Life’s Mysteries Addressed in Film
Cinema Vita Festival Launches in San Francisco
BY VALERIE SCHMALZ
March 2-8, 2008 Issue | Posted 2/26/08 at 3:21 PM
SAN FRANCISCO — California is where some of the most dangerous, as well as some of the most innovative, ideas originate — and where the battle for life at its beginning and its end continues to be fought in the voting booth and in the state Legislature.
Perhaps most critical is persuasion of hearts and minds of the sanctity of human life. It is with that in mind that organizers are launching the first annual Cinema Vita Film Festival March 7 in San Francisco.
Entries were solicited nationwide, and the festival’s sponsors hope interest will increase each year.

- [TO DO]:
1) Translate this sentence from the Cinema Vita festival article into Spanish: "It is with that in mind that organizers are launching the first annual Cinema Vita Film Festival March 7 in San Francisco."
2) Write the next few sentences of the Cinema Vita festival article, picking up after its final line.

- [MATERIAL SUPPLIED]:
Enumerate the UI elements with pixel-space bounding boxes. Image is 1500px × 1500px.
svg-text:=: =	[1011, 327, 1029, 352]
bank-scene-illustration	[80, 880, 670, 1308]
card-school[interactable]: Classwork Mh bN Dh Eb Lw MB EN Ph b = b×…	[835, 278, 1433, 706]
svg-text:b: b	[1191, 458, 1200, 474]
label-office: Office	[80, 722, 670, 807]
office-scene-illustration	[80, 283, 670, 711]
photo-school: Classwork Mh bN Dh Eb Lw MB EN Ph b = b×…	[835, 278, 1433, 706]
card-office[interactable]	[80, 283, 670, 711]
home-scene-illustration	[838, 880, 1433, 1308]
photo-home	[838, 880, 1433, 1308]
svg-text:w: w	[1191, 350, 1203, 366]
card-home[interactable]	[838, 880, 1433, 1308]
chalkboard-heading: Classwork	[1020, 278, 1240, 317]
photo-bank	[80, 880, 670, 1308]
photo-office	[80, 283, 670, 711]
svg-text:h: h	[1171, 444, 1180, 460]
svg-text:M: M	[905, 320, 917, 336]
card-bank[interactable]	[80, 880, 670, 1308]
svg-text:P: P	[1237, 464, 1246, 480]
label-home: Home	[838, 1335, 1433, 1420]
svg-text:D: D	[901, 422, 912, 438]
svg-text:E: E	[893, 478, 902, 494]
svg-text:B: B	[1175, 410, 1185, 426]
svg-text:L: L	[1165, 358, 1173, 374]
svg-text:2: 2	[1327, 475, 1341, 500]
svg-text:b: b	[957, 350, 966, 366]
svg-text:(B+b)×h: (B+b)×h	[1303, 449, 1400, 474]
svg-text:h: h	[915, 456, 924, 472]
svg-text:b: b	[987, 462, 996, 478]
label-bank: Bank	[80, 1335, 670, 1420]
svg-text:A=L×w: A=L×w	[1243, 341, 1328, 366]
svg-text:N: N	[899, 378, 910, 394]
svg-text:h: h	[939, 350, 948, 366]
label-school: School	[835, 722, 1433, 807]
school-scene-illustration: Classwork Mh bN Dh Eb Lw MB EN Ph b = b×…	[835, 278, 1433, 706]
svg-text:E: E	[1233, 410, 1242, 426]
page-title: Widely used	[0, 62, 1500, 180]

- [RESULTS BY TASK]:
1) Con eso en mente, los organizadores lanzan el 7 de marzo en San Francisco el primer Festival Anual de Cine Cinema Vita.

2)
Cinema Vita, at the Delancey Street Theater, is sponsored by the San Francisco Archdiocesan Office of Public Policy, the Oakland Diocesan Respect Life Ministry, Marriage for Life, and Ignatius Press. The film festival’s judges will include actress Jennifer O’Neill, Dominican Father Michael Morris, professor of Religion and the Arts at the Dominican School of Philosophy & Theology, and Immaculate Heart Radio founder and President Doug Sherman.
Interviewed here is Vicki Evans, one of the main organizers and the founder of Cinema Vita. She is the respect life coordinator for the Archdiocese of San Francisco, a certified public accountant, and a graduate student in Bioethics at the Pontifical University Regina Apostolorum in Rome.
What inspired the concept of Cinema Vita?
I am a graduate student at Regina Apostolorum in Rome. Last summer, a course was offered called Cinema Forum. It was a fascinating course because it pointed out how much of a role the popular media and particularly movies play in the life of society.
We would watch movies and then we would critique them. The movies were often disquieting because they were on beginning-of-life issues, end-of-life issues, artificial intelligence issues. It was fascinating to see how having watched a movie, you could be not just swayed by it, but touched by it, influenced by it.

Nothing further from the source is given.